Task directions –
Leave out the pictures and repeat everything else in the records exactly.
-- Records for the task start --
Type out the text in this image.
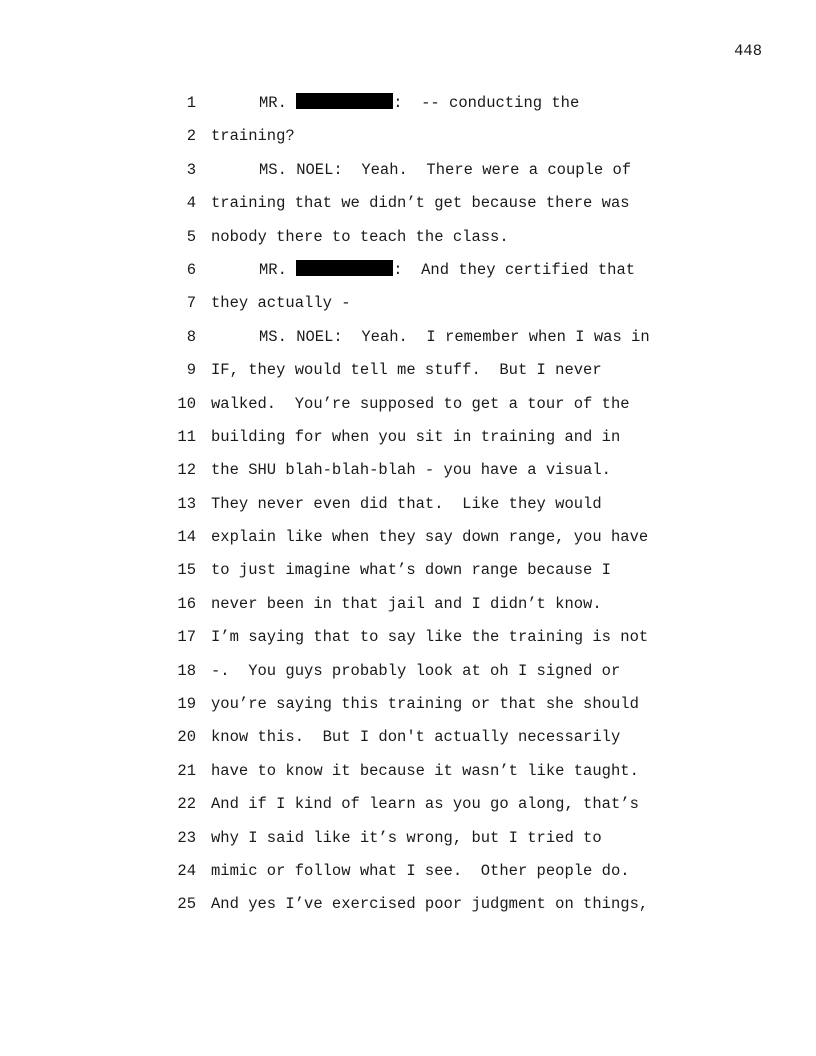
448
1	MR.	:  -- conducting the
2 training?
3	MS. NOEL:  Yeah.  There were a couple of
4 training that we didn’t get because there was
5 nobody there to teach the class.
6	MR.	:  And they certified that
7 they actually -
8	MS. NOEL:  Yeah.  I remember when I was in
9 IF, they would tell me stuff.  But I never
10 walked.  You’re supposed to get a tour of the
11 building for when you sit in training and in
12 the SHU blah-blah-blah - you have a visual.
13 They never even did that.  Like they would
14 explain like when they say down range, you have
15 to just imagine what’s down range because I
16 never been in that jail and I didn’t know.
17 I’m saying that to say like the training is not
18 -.  You guys probably look at oh I signed or
19 you’re saying this training or that she should
20 know this.  But I don't actually necessarily
21 have to know it because it wasn’t like taught.
22 And if I kind of learn as you go along, that’s
23 why I said like it’s wrong, but I tried to
24 mimic or follow what I see.  Other people do.
25 And yes I’ve exercised poor judgment on things,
-- Records for the task end --
Result of this task –
Type out the text in this image.
448
1	MR.	:  -- conducting the
2 training?
3	MS. NOEL:  Yeah.  There were a couple of
4 training that we didn’t get because there was
5 nobody there to teach the class.
6	MR.	:  And they certified that
7 they actually -
8	MS. NOEL:  Yeah.  I remember when I was in
9 IF, they would tell me stuff.  But I never
10 walked.  You’re supposed to get a tour of the
11 building for when you sit in training and in
12 the SHU blah-blah-blah - you have a visual.
13 They never even did that.  Like they would
14 explain like when they say down range, you have
15 to just imagine what’s down range because I
16 never been in that jail and I didn’t know.
17 I’m saying that to say like the training is not
18 -.  You guys probably look at oh I signed or
19 you’re saying this training or that she should
20 know this.  But I don't actually necessarily
21 have to know it because it wasn’t like taught.
22 And if I kind of learn as you go along, that’s
23 why I said like it’s wrong, but I tried to
24 mimic or follow what I see.  Other people do.
25 And yes I’ve exercised poor judgment on things,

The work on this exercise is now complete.